### What you need to do:
Copy out each line featuring the string "సవరణ" from the entries beneath.

### Data section:

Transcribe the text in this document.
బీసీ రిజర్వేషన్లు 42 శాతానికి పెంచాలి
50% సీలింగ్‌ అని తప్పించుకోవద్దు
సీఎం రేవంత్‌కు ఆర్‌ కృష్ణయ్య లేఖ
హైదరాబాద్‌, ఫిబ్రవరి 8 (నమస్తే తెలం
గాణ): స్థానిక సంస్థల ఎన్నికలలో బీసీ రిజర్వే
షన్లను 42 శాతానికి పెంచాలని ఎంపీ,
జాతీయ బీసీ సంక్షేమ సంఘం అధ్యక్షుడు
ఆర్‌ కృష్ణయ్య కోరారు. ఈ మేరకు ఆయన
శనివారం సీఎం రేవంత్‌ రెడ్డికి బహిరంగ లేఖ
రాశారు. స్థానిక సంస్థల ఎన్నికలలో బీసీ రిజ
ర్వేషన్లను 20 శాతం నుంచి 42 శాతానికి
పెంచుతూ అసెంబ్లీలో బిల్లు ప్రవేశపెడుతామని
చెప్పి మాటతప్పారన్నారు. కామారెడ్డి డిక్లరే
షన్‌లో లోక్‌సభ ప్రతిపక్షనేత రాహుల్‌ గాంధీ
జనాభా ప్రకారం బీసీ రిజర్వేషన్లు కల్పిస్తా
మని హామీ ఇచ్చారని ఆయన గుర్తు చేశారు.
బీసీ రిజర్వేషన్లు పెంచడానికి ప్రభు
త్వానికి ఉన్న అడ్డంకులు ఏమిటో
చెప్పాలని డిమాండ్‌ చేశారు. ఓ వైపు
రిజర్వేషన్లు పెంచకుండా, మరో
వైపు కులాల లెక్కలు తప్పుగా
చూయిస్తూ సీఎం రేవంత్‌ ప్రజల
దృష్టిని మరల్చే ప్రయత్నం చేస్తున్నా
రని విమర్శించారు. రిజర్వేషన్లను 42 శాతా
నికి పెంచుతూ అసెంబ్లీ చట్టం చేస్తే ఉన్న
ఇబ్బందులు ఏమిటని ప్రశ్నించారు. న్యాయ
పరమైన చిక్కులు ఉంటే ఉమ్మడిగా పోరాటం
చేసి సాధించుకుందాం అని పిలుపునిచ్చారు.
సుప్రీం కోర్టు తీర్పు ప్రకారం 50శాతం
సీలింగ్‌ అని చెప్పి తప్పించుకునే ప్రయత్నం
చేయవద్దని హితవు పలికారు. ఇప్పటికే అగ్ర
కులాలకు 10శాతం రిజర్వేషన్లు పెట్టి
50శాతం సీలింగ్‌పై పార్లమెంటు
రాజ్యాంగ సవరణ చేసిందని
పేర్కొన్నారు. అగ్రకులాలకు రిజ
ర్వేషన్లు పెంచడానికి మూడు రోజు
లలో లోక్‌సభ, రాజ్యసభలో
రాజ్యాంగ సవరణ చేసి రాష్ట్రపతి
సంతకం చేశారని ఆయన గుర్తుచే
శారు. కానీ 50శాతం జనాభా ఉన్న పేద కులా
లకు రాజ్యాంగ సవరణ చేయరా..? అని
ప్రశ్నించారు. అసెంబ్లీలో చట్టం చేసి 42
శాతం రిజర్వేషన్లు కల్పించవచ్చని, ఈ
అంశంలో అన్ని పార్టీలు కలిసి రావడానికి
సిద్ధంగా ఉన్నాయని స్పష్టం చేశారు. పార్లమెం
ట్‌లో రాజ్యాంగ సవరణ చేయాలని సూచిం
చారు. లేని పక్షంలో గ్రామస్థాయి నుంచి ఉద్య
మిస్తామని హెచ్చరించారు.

### Solution below:
రాజ్యాంగ సవరణ చేసిందని
రాజ్యాంగ సవరణ చేసి రాష్ట్రపతి
లకు రాజ్యాంగ సవరణ చేయరా..? అని
ట్‌లో రాజ్యాంగ సవరణ చేయాలని సూచిం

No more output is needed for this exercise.